§ **Task to carry out**: The records that follow must be transcribed in full, without any change.

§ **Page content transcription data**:
━━━━━━━━━━
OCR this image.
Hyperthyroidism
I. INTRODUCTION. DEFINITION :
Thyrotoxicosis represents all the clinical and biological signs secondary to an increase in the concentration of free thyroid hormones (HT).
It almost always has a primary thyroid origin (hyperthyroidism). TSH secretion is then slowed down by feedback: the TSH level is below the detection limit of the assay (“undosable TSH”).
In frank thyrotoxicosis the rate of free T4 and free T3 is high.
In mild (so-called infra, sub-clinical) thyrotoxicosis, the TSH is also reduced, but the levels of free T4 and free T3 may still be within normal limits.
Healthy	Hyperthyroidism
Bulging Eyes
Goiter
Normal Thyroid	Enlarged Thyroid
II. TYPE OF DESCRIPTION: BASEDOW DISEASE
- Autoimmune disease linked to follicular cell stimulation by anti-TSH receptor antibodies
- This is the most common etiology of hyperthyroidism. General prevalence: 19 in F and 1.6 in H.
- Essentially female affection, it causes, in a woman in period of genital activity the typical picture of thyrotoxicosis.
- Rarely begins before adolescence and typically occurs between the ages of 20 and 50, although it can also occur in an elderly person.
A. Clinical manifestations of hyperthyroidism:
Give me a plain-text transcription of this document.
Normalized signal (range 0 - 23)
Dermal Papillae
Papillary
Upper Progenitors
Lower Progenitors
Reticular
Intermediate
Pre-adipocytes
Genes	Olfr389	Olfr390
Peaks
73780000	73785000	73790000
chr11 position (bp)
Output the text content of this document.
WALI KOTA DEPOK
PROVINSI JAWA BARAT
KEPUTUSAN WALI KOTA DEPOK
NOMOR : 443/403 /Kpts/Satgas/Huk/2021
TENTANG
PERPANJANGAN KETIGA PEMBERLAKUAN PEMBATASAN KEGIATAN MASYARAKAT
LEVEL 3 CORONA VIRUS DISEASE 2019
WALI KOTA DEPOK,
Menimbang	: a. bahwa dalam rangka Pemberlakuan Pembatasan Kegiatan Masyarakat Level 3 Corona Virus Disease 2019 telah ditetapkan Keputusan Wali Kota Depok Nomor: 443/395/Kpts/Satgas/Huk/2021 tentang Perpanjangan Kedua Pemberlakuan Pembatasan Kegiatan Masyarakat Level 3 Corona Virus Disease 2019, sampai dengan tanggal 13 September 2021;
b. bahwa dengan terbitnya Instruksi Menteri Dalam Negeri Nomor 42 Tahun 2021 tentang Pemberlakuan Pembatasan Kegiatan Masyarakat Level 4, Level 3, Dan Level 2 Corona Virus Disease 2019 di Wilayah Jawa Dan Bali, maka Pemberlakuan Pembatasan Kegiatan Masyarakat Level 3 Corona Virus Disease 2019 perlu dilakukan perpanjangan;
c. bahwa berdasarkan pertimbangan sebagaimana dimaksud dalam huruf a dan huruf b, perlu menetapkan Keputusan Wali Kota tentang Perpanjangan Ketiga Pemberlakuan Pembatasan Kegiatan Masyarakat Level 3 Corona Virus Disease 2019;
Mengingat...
━━━━━━━━━━
§ **Your solution**:
OCR this image.
Hyperthyroidism
I. INTRODUCTION. DEFINITION :
Thyrotoxicosis represents all the clinical and biological signs secondary to an increase in the concentration of free thyroid hormones (HT).
It almost always has a primary thyroid origin (hyperthyroidism). TSH secretion is then slowed down by feedback: the TSH level is below the detection limit of the assay (“undosable TSH”).
In frank thyrotoxicosis the rate of free T4 and free T3 is high.
In mild (so-called infra, sub-clinical) thyrotoxicosis, the TSH is also reduced, but the levels of free T4 and free T3 may still be within normal limits.
Healthy	Hyperthyroidism
Bulging Eyes
Goiter
Normal Thyroid	Enlarged Thyroid
II. TYPE OF DESCRIPTION: BASEDOW DISEASE
- Autoimmune disease linked to follicular cell stimulation by anti-TSH receptor antibodies
- This is the most common etiology of hyperthyroidism. General prevalence: 19 in F and 1.6 in H.
- Essentially female affection, it causes, in a woman in period of genital activity the typical picture of thyrotoxicosis.
- Rarely begins before adolescence and typically occurs between the ages of 20 and 50, although it can also occur in an elderly person.
A. Clinical manifestations of hyperthyroidism:
Give me a plain-text transcription of this document.
Normalized signal (range 0 - 23)
Dermal Papillae
Papillary
Upper Progenitors
Lower Progenitors
Reticular
Intermediate
Pre-adipocytes
Genes	Olfr389	Olfr390
Peaks
73780000	73785000	73790000
chr11 position (bp)
Output the text content of this document.
WALI KOTA DEPOK
PROVINSI JAWA BARAT
KEPUTUSAN WALI KOTA DEPOK
NOMOR : 443/403 /Kpts/Satgas/Huk/2021
TENTANG
PERPANJANGAN KETIGA PEMBERLAKUAN PEMBATASAN KEGIATAN MASYARAKAT
LEVEL 3 CORONA VIRUS DISEASE 2019
WALI KOTA DEPOK,
Menimbang	: a. bahwa dalam rangka Pemberlakuan Pembatasan Kegiatan Masyarakat Level 3 Corona Virus Disease 2019 telah ditetapkan Keputusan Wali Kota Depok Nomor: 443/395/Kpts/Satgas/Huk/2021 tentang Perpanjangan Kedua Pemberlakuan Pembatasan Kegiatan Masyarakat Level 3 Corona Virus Disease 2019, sampai dengan tanggal 13 September 2021;
b. bahwa dengan terbitnya Instruksi Menteri Dalam Negeri Nomor 42 Tahun 2021 tentang Pemberlakuan Pembatasan Kegiatan Masyarakat Level 4, Level 3, Dan Level 2 Corona Virus Disease 2019 di Wilayah Jawa Dan Bali, maka Pemberlakuan Pembatasan Kegiatan Masyarakat Level 3 Corona Virus Disease 2019 perlu dilakukan perpanjangan;
c. bahwa berdasarkan pertimbangan sebagaimana dimaksud dalam huruf a dan huruf b, perlu menetapkan Keputusan Wali Kota tentang Perpanjangan Ketiga Pemberlakuan Pembatasan Kegiatan Masyarakat Level 3 Corona Virus Disease 2019;
Mengingat...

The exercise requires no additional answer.